In the material below, the lines containing the word "bright" are required; copy each of them.

*****

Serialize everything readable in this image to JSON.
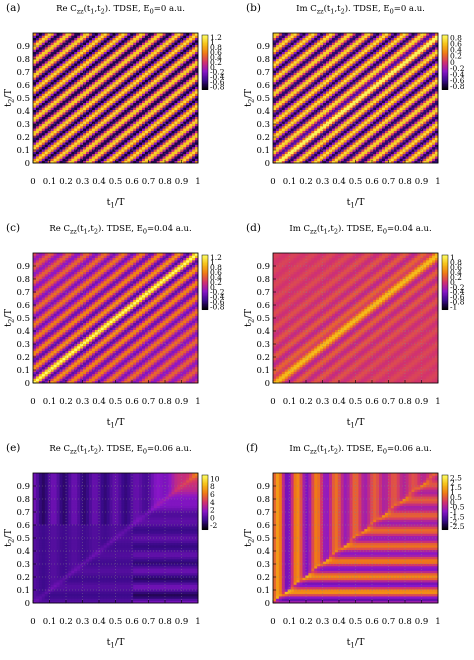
{
  "figure": {
    "colormap": [
      "#000000",
      "#3a0a8a",
      "#8a16c8",
      "#d2336e",
      "#ef7a16",
      "#f6c21a",
      "#ffff66"
    ],
    "grid_color": "#888888"
  },
  "chart_data": [
    {
      "type": "heatmap",
      "panel_label": "(a)",
      "title_parts": [
        "Re C",
        "zz",
        "(t",
        "1",
        ",t",
        "2",
        "). TDSE, E",
        "0",
        "=0 a.u."
      ],
      "xlabel_parts": [
        "t",
        "1",
        "/T"
      ],
      "ylabel_parts": [
        "t",
        "2",
        "/T"
      ],
      "x_ticks": [
        "0",
        "0.1",
        "0.2",
        "0.3",
        "0.4",
        "0.5",
        "0.6",
        "0.7",
        "0.8",
        "0.9",
        "1"
      ],
      "y_ticks": [
        "0",
        "0.1",
        "0.2",
        "0.3",
        "0.4",
        "0.5",
        "0.6",
        "0.7",
        "0.8",
        "0.9"
      ],
      "xlim": [
        0,
        1
      ],
      "ylim": [
        0,
        1
      ],
      "colorbar_range": [
        -0.9,
        1.3
      ],
      "colorbar_ticks": [
        "1.2",
        "1",
        "0.8",
        "0.6",
        "0.4",
        "0.2",
        "0",
        "-0.2",
        "-0.4",
        "-0.6",
        "-0.8"
      ],
      "colorbar_tick_values": [
        1.2,
        1,
        0.8,
        0.6,
        0.4,
        0.2,
        0,
        -0.2,
        -0.4,
        -0.6,
        -0.8
      ],
      "pattern": "diagonal stripes parallel to t1=t2, about 9 periods per unit, amplitude about 1"
    },
    {
      "type": "heatmap",
      "panel_label": "(b)",
      "title_parts": [
        "Im C",
        "zz",
        "(t",
        "1",
        ",t",
        "2",
        "). TDSE, E",
        "0",
        "=0 a.u."
      ],
      "xlabel_parts": [
        "t",
        "1",
        "/T"
      ],
      "ylabel_parts": [
        "t",
        "2",
        "/T"
      ],
      "x_ticks": [
        "0",
        "0.1",
        "0.2",
        "0.3",
        "0.4",
        "0.5",
        "0.6",
        "0.7",
        "0.8",
        "0.9",
        "1"
      ],
      "y_ticks": [
        "0",
        "0.1",
        "0.2",
        "0.3",
        "0.4",
        "0.5",
        "0.6",
        "0.7",
        "0.8",
        "0.9"
      ],
      "xlim": [
        0,
        1
      ],
      "ylim": [
        0,
        1
      ],
      "colorbar_range": [
        -0.9,
        0.9
      ],
      "colorbar_ticks": [
        "0.8",
        "0.6",
        "0.4",
        "0.2",
        "0",
        "-0.2",
        "-0.4",
        "-0.6",
        "-0.8"
      ],
      "colorbar_tick_values": [
        0.8,
        0.6,
        0.4,
        0.2,
        0,
        -0.2,
        -0.4,
        -0.6,
        -0.8
      ],
      "pattern": "diagonal stripes antisymmetric about t1=t2, bright band along diagonal"
    },
    {
      "type": "heatmap",
      "panel_label": "(c)",
      "title_parts": [
        "Re C",
        "zz",
        "(t",
        "1",
        ",t",
        "2",
        "). TDSE, E",
        "0",
        "=0.04 a.u."
      ],
      "xlabel_parts": [
        "t",
        "1",
        "/T"
      ],
      "ylabel_parts": [
        "t",
        "2",
        "/T"
      ],
      "x_ticks": [
        "0",
        "0.1",
        "0.2",
        "0.3",
        "0.4",
        "0.5",
        "0.6",
        "0.7",
        "0.8",
        "0.9",
        "1"
      ],
      "y_ticks": [
        "0",
        "0.1",
        "0.2",
        "0.3",
        "0.4",
        "0.5",
        "0.6",
        "0.7",
        "0.8",
        "0.9"
      ],
      "xlim": [
        0,
        1
      ],
      "ylim": [
        0,
        1
      ],
      "colorbar_range": [
        -0.9,
        1.3
      ],
      "colorbar_ticks": [
        "1.2",
        "1",
        "0.8",
        "0.6",
        "0.4",
        "0.2",
        "0",
        "-0.2",
        "-0.4",
        "-0.6",
        "-0.8"
      ],
      "colorbar_tick_values": [
        1.2,
        1,
        0.8,
        0.6,
        0.4,
        0.2,
        0,
        -0.2,
        -0.4,
        -0.6,
        -0.8
      ],
      "pattern": "diagonal stripes decaying away from t1=t2, bright diagonal line"
    },
    {
      "type": "heatmap",
      "panel_label": "(d)",
      "title_parts": [
        "Im C",
        "zz",
        "(t",
        "1",
        ",t",
        "2",
        "). TDSE, E",
        "0",
        "=0.04 a.u."
      ],
      "xlabel_parts": [
        "t",
        "1",
        "/T"
      ],
      "ylabel_parts": [
        "t",
        "2",
        "/T"
      ],
      "x_ticks": [
        "0",
        "0.1",
        "0.2",
        "0.3",
        "0.4",
        "0.5",
        "0.6",
        "0.7",
        "0.8",
        "0.9",
        "1"
      ],
      "y_ticks": [
        "0",
        "0.1",
        "0.2",
        "0.3",
        "0.4",
        "0.5",
        "0.6",
        "0.7",
        "0.8",
        "0.9"
      ],
      "xlim": [
        0,
        1
      ],
      "ylim": [
        0,
        1
      ],
      "colorbar_range": [
        -1.1,
        1.1
      ],
      "colorbar_ticks": [
        "1",
        "0.8",
        "0.6",
        "0.4",
        "0.2",
        "0",
        "-0.2",
        "-0.4",
        "-0.6",
        "-0.8",
        "-1"
      ],
      "colorbar_tick_values": [
        1,
        0.8,
        0.6,
        0.4,
        0.2,
        0,
        -0.2,
        -0.4,
        -0.6,
        -0.8,
        -1
      ],
      "pattern": "weak diagonal stripes with bright band along t1=t2"
    },
    {
      "type": "heatmap",
      "panel_label": "(e)",
      "title_parts": [
        "Re C",
        "zz",
        "(t",
        "1",
        ",t",
        "2",
        "). TDSE, E",
        "0",
        "=0.06 a.u."
      ],
      "xlabel_parts": [
        "t",
        "1",
        "/T"
      ],
      "ylabel_parts": [
        "t",
        "2",
        "/T"
      ],
      "x_ticks": [
        "0",
        "0.1",
        "0.2",
        "0.3",
        "0.4",
        "0.5",
        "0.6",
        "0.7",
        "0.8",
        "0.9",
        "1"
      ],
      "y_ticks": [
        "0",
        "0.1",
        "0.2",
        "0.3",
        "0.4",
        "0.5",
        "0.6",
        "0.7",
        "0.8",
        "0.9"
      ],
      "xlim": [
        0,
        1
      ],
      "ylim": [
        0,
        1
      ],
      "colorbar_range": [
        -3,
        11
      ],
      "colorbar_ticks": [
        "10",
        "8",
        "6",
        "4",
        "2",
        "0",
        "-2"
      ],
      "colorbar_tick_values": [
        10,
        8,
        6,
        4,
        2,
        0,
        -2
      ],
      "pattern": "strong positive region near t1,t2 > 0.6, mostly low elsewhere with horizontal and vertical bands"
    },
    {
      "type": "heatmap",
      "panel_label": "(f)",
      "title_parts": [
        "Im C",
        "zz",
        "(t",
        "1",
        ",t",
        "2",
        "). TDSE, E",
        "0",
        "=0.06 a.u."
      ],
      "xlabel_parts": [
        "t",
        "1",
        "/T"
      ],
      "ylabel_parts": [
        "t",
        "2",
        "/T"
      ],
      "x_ticks": [
        "0",
        "0.1",
        "0.2",
        "0.3",
        "0.4",
        "0.5",
        "0.6",
        "0.7",
        "0.8",
        "0.9",
        "1"
      ],
      "y_ticks": [
        "0",
        "0.1",
        "0.2",
        "0.3",
        "0.4",
        "0.5",
        "0.6",
        "0.7",
        "0.8",
        "0.9"
      ],
      "xlim": [
        0,
        1
      ],
      "ylim": [
        0,
        1
      ],
      "colorbar_range": [
        -2.8,
        2.8
      ],
      "colorbar_ticks": [
        "2.5",
        "2",
        "1.5",
        "1",
        "0.5",
        "0",
        "-0.5",
        "-1",
        "-1.5",
        "-2",
        "-2.5"
      ],
      "colorbar_tick_values": [
        2.5,
        2,
        1.5,
        1,
        0.5,
        0,
        -0.5,
        -1,
        -1.5,
        -2,
        -2.5
      ],
      "pattern": "vertical bands above the diagonal, horizontal bands below the diagonal"
    }
  ]
}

*****

__Task solution__.
      "pattern": "diagonal stripes antisymmetric about t1=t2, bright band along diagonal"
      "pattern": "diagonal stripes decaying away from t1=t2, bright diagonal line"
      "pattern": "weak diagonal stripes with bright band along t1=t2"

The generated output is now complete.